REQUEST => Find how many lines hold the word "Absolute". Give only the number.

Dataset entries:
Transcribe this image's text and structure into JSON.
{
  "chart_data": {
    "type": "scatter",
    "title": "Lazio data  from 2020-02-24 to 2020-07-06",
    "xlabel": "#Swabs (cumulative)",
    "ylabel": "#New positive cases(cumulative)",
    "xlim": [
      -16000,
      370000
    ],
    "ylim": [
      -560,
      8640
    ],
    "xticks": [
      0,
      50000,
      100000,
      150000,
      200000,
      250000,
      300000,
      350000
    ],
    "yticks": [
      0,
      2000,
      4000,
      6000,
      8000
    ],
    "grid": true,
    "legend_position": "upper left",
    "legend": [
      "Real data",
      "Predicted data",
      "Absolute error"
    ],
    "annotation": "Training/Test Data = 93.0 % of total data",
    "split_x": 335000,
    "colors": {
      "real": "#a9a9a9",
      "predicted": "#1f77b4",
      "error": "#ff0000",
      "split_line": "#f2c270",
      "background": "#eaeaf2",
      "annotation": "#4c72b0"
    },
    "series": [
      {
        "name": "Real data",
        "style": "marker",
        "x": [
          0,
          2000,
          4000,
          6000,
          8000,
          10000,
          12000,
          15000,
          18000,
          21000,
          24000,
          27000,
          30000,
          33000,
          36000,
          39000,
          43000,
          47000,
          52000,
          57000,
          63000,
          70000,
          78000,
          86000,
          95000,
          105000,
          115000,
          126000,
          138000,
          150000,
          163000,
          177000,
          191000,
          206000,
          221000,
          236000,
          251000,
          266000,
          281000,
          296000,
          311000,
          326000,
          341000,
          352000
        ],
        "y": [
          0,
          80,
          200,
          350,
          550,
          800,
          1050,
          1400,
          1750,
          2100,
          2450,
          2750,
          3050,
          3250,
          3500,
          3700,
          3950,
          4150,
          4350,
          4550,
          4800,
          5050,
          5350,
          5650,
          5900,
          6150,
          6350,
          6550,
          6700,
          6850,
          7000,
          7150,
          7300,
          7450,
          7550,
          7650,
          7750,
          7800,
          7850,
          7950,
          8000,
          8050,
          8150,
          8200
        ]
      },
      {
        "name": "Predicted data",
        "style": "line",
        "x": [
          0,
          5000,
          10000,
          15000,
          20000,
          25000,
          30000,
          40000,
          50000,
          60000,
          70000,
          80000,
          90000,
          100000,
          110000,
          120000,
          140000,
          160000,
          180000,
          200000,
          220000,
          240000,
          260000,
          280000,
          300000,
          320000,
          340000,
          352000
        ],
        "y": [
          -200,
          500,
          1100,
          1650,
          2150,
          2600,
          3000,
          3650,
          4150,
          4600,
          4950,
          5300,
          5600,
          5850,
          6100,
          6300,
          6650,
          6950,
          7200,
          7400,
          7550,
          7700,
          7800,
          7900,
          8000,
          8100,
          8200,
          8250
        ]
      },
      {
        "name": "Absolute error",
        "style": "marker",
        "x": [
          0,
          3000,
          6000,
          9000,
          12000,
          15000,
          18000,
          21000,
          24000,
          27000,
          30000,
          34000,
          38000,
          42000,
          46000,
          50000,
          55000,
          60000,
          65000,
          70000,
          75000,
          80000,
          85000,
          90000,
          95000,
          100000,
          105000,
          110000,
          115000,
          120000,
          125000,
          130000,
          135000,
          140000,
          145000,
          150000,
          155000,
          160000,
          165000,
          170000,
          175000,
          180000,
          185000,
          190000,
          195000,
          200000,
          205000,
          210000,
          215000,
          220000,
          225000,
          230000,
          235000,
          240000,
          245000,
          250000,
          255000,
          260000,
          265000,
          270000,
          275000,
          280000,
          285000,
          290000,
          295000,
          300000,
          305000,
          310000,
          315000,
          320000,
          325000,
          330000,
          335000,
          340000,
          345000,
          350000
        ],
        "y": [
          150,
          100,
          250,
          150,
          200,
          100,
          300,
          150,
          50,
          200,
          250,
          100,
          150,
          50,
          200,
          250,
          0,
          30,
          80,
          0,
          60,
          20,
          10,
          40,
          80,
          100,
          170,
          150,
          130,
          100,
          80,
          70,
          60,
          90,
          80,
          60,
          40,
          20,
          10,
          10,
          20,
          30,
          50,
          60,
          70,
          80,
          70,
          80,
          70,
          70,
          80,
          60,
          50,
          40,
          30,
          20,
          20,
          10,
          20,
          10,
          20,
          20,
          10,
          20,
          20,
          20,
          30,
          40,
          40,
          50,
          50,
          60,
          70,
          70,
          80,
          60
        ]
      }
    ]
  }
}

* * *

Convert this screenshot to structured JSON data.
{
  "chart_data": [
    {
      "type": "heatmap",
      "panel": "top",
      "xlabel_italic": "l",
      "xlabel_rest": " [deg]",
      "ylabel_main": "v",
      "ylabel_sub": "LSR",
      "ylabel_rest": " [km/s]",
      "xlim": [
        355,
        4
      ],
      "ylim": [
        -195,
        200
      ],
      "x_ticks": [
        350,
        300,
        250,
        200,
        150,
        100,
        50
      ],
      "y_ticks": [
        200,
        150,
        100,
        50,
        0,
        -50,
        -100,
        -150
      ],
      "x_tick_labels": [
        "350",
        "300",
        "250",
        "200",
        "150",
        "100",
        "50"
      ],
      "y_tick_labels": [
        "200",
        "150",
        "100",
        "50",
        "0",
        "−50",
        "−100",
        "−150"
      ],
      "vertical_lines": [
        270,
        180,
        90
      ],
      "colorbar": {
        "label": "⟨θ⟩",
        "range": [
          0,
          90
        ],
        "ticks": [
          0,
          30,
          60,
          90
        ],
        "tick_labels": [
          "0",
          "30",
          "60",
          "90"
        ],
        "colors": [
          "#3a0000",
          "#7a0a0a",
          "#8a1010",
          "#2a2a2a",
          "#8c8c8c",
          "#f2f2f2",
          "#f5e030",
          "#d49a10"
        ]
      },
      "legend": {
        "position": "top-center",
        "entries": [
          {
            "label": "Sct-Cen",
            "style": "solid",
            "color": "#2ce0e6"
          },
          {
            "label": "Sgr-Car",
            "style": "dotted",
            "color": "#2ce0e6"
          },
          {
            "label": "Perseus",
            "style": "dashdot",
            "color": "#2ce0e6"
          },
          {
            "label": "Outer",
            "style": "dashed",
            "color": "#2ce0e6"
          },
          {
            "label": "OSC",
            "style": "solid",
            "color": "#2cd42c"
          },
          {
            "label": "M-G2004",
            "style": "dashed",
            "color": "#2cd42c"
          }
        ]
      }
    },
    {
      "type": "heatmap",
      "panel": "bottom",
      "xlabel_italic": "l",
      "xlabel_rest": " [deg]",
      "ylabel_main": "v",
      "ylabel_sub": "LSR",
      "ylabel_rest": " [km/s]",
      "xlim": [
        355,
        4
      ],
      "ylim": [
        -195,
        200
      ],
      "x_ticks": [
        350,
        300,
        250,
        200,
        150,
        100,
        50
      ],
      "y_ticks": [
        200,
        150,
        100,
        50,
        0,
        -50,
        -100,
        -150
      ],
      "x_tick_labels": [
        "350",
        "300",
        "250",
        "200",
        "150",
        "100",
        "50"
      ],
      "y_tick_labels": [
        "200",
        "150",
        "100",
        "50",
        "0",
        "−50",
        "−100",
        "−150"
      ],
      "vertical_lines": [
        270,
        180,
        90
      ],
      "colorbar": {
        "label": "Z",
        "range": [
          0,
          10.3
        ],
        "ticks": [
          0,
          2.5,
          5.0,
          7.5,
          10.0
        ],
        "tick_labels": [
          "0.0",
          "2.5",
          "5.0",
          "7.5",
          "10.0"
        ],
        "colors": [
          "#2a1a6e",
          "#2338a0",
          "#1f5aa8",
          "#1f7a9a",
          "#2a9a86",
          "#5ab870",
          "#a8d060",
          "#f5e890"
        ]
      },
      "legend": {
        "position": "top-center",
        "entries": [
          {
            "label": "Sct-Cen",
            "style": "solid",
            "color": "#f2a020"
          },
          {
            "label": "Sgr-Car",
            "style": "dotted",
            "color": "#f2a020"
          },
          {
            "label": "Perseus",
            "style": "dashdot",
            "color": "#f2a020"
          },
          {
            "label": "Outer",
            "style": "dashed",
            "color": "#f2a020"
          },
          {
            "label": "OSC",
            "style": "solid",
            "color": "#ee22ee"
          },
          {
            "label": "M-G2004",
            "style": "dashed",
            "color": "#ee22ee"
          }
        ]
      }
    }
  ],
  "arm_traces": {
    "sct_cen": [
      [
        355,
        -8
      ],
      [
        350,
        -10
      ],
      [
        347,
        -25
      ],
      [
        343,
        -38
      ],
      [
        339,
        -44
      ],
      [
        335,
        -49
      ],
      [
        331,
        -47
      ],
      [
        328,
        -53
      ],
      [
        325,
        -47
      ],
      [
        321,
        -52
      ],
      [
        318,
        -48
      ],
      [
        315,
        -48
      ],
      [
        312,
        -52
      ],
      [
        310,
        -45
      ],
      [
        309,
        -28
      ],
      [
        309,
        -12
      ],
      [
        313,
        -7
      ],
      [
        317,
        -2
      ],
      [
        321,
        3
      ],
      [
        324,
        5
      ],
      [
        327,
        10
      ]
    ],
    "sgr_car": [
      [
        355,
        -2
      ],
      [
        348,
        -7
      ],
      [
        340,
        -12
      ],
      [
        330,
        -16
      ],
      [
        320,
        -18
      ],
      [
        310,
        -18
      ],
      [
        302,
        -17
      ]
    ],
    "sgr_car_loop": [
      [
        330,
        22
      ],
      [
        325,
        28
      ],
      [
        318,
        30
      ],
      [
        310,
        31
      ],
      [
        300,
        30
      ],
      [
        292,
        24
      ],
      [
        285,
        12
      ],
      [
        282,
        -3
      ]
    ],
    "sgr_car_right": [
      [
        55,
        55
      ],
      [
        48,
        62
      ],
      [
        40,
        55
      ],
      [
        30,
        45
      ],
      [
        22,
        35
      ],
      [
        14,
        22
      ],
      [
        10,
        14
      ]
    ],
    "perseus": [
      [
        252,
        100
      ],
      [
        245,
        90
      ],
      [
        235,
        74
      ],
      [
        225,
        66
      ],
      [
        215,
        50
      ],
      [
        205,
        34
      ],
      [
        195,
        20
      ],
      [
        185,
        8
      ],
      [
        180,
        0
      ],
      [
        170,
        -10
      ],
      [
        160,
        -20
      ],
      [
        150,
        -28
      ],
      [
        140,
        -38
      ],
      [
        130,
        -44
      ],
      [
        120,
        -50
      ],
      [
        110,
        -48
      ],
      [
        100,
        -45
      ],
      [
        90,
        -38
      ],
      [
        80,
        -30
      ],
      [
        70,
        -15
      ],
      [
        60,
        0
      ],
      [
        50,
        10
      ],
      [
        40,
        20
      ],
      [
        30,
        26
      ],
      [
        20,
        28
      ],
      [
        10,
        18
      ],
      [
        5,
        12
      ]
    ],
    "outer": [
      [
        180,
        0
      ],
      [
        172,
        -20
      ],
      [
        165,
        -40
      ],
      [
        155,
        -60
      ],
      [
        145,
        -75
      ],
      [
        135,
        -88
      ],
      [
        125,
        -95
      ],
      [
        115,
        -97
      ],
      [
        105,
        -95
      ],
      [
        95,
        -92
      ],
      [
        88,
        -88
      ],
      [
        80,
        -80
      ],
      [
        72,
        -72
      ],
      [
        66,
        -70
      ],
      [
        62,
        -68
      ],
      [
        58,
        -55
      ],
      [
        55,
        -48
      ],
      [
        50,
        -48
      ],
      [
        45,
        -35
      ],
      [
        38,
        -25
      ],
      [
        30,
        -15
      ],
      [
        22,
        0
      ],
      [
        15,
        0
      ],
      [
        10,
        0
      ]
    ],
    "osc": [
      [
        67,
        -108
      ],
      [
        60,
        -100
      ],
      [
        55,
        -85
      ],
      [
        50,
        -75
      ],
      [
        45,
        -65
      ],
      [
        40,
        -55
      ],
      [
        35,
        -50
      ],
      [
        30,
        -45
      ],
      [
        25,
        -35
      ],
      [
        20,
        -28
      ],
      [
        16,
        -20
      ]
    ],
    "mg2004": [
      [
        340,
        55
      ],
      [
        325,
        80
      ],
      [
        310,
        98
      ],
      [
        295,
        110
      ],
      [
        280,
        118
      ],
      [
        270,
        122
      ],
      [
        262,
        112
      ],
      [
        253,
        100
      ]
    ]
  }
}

RESULT => 2